> Requirements
Among the lines below, count those with "name". Give the total alone.

> Record set

============================================================

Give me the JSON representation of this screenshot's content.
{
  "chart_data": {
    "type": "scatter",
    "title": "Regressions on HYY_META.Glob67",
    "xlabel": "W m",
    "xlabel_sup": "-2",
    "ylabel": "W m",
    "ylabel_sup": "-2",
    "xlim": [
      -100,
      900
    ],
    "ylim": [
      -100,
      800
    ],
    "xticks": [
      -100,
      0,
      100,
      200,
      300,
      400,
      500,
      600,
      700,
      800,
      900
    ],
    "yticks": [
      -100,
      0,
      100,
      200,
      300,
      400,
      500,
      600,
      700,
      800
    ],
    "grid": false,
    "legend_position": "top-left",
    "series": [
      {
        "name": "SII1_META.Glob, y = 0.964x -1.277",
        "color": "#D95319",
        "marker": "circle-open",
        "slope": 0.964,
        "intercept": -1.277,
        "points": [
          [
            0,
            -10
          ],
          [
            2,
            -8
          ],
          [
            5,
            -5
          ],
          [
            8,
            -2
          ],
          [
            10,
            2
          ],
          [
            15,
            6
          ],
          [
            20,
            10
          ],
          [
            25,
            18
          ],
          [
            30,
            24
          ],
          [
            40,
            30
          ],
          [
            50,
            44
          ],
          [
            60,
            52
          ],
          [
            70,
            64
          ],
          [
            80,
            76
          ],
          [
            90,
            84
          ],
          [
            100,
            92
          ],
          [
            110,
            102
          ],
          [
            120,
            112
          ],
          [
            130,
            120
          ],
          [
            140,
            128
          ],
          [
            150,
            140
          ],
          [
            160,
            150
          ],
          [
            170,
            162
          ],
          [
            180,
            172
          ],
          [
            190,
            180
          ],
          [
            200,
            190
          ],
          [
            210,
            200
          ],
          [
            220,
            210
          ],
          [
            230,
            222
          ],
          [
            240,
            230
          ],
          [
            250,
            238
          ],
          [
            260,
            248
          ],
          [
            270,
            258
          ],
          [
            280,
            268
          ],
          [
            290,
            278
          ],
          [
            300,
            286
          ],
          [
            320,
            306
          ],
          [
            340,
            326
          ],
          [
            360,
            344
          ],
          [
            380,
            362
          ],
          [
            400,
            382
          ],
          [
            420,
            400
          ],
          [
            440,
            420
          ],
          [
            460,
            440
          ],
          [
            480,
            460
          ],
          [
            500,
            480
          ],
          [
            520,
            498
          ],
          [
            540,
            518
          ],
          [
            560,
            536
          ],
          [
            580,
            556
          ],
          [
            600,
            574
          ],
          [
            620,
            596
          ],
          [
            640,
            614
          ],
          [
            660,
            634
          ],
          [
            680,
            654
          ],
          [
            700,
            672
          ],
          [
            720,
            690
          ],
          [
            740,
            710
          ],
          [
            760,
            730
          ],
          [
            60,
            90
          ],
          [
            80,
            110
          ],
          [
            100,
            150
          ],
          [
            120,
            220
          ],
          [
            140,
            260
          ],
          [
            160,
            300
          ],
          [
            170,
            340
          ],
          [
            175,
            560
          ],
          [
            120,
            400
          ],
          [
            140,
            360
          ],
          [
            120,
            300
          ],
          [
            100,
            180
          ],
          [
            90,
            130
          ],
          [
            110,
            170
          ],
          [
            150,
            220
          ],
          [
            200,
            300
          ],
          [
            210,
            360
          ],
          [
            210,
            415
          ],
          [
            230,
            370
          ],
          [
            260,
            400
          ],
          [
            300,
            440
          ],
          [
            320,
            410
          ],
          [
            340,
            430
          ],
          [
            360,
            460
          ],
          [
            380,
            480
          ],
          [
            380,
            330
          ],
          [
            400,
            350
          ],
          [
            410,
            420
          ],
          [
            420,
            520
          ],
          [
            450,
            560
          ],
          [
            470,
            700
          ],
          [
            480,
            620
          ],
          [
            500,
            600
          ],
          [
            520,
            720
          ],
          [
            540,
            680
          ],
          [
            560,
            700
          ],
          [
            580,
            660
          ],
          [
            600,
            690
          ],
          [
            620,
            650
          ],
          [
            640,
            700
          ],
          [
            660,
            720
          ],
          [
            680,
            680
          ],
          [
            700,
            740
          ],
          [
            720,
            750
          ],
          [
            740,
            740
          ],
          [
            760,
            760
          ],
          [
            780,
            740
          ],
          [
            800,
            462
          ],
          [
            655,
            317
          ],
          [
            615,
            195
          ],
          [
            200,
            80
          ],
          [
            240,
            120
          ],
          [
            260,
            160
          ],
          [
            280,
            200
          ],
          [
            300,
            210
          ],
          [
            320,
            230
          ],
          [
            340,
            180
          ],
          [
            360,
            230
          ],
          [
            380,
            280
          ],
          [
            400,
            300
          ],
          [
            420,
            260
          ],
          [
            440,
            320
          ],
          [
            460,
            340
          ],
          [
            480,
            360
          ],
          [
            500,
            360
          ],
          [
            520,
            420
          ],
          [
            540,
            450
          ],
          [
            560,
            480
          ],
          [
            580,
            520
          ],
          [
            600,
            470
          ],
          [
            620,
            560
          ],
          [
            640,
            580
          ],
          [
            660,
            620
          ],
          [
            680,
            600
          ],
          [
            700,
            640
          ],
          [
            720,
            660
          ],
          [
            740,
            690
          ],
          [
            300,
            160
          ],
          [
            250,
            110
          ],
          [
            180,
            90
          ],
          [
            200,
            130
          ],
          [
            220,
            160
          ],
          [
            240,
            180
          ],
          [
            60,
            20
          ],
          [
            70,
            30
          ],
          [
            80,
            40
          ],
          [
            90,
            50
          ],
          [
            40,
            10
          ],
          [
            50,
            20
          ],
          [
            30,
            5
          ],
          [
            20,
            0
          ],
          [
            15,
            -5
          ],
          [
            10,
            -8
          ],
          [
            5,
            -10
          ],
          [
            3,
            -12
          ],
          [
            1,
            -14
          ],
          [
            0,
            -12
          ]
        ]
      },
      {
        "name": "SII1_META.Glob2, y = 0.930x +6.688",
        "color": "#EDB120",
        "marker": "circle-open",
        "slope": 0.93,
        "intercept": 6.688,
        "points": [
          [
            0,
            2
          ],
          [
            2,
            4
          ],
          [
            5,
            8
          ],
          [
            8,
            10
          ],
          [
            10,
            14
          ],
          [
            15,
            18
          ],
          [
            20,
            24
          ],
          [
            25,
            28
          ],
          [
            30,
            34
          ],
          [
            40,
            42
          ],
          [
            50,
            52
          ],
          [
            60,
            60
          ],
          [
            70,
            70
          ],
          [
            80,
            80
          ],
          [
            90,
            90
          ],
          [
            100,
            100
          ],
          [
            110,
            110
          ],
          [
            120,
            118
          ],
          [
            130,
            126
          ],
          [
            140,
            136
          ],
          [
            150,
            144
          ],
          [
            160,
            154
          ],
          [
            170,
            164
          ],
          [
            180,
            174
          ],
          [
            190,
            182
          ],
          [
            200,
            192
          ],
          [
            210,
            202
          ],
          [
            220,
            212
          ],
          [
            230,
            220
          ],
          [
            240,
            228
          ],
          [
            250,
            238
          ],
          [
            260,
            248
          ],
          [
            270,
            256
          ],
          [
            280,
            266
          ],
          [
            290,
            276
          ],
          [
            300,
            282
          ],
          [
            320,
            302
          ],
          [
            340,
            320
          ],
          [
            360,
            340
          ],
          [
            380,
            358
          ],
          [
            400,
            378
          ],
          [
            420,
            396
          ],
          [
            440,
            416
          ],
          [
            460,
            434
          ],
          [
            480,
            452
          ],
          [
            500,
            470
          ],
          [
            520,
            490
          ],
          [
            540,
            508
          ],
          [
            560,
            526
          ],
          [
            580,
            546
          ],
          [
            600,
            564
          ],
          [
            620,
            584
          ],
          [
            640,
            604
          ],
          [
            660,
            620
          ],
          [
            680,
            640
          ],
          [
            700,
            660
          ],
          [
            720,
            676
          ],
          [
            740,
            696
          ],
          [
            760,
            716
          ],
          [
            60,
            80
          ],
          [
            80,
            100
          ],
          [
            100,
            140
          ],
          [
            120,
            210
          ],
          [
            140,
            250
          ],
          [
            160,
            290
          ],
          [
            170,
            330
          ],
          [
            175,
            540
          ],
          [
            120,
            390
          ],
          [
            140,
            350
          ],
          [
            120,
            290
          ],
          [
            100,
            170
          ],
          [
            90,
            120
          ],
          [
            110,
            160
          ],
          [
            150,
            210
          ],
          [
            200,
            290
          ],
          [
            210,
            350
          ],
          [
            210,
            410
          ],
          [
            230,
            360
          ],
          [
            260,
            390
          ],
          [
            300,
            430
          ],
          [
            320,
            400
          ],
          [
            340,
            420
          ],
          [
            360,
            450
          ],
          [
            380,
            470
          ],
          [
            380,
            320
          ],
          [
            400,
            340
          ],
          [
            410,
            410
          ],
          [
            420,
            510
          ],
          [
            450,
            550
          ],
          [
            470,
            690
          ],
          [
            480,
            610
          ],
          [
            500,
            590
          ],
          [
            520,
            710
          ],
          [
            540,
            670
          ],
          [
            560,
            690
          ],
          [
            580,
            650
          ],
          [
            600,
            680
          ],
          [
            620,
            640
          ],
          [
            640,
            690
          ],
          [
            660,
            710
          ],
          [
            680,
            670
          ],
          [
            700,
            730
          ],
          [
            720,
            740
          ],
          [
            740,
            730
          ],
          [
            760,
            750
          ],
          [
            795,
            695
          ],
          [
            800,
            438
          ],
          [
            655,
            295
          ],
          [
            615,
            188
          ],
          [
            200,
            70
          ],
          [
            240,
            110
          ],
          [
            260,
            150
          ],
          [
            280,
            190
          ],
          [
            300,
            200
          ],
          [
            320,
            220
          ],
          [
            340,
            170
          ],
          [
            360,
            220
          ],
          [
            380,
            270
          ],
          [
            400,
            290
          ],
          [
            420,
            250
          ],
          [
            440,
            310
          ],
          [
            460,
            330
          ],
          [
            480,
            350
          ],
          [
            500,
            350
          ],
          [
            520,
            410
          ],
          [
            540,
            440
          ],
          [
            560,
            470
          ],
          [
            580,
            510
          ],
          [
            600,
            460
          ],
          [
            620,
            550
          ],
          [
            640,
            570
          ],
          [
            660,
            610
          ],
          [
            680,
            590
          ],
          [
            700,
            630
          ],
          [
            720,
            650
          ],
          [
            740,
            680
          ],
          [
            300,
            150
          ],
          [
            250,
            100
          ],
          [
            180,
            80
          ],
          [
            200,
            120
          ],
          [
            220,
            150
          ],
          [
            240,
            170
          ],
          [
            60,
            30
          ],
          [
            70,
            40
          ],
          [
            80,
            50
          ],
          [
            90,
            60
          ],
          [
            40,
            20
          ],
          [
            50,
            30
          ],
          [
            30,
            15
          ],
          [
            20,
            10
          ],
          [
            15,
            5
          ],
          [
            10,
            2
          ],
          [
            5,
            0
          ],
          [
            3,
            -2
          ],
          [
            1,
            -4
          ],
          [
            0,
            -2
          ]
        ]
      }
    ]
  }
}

============================================================

> Response to this exercise
2